→ **WHAT IS REQUIRED**
Narrow the data below down to the lines containing "current".

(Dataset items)
:::

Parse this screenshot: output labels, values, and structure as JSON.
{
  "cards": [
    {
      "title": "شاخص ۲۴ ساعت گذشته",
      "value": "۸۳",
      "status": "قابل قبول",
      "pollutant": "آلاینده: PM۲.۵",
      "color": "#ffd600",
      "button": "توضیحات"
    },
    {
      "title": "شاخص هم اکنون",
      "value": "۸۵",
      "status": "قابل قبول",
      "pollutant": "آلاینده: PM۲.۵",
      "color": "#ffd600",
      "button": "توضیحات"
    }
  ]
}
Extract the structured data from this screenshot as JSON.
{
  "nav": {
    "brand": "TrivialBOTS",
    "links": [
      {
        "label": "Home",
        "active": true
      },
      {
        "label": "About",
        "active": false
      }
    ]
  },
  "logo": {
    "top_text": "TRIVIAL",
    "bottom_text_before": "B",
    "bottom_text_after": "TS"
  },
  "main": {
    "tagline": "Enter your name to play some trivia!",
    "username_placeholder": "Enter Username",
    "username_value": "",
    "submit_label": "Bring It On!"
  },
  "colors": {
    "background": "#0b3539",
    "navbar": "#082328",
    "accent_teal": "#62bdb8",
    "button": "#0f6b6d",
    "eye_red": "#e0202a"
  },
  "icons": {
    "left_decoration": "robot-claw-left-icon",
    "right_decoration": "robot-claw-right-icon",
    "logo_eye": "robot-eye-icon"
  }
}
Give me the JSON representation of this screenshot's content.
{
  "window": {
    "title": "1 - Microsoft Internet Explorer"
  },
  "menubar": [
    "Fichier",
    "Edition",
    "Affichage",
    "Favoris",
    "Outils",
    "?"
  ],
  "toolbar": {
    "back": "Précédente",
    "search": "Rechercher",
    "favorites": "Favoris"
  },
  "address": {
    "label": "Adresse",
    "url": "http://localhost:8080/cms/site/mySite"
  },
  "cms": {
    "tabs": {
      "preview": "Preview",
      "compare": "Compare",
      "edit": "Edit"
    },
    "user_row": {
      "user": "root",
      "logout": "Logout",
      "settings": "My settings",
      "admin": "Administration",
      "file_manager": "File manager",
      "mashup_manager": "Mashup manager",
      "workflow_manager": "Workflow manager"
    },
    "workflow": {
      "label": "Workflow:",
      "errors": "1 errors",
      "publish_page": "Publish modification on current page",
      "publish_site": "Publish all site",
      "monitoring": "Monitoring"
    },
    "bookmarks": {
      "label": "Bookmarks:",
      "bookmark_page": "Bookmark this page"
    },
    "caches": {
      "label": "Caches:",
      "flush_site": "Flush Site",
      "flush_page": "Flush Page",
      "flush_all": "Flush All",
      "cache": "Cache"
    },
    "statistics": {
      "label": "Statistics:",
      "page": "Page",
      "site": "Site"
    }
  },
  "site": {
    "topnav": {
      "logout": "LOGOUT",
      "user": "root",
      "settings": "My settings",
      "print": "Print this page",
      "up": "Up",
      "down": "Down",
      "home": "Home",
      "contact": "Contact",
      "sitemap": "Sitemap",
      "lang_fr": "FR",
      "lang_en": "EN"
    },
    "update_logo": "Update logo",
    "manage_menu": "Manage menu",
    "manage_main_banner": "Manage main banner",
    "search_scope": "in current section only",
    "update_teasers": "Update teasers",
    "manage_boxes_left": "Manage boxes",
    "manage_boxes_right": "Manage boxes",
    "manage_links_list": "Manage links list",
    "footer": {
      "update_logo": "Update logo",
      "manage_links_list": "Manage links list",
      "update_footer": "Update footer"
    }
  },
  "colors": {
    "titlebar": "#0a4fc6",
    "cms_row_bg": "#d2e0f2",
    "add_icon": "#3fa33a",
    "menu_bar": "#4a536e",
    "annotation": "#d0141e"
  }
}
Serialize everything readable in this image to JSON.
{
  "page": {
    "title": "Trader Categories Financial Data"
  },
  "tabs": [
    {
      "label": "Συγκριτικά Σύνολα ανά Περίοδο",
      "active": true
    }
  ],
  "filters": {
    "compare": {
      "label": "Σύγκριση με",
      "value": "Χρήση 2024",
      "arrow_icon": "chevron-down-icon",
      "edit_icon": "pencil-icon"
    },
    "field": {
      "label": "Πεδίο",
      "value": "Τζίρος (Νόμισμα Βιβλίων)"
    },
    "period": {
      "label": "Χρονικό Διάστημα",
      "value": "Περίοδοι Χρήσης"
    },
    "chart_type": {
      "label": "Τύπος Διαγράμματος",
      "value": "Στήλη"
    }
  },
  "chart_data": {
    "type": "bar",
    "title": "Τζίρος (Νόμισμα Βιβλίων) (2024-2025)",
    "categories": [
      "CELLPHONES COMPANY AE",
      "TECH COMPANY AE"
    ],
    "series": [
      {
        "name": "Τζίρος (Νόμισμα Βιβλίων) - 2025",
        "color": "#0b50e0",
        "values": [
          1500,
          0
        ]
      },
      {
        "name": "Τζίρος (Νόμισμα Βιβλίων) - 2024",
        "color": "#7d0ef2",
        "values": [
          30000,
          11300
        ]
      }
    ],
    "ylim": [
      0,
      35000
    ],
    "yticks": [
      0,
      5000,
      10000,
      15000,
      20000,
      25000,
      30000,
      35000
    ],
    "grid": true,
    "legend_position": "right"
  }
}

:::

→ **COMPLETE ANSWER**
      "publish_page": "Publish modification on current page",
    "search_scope": "in current section only",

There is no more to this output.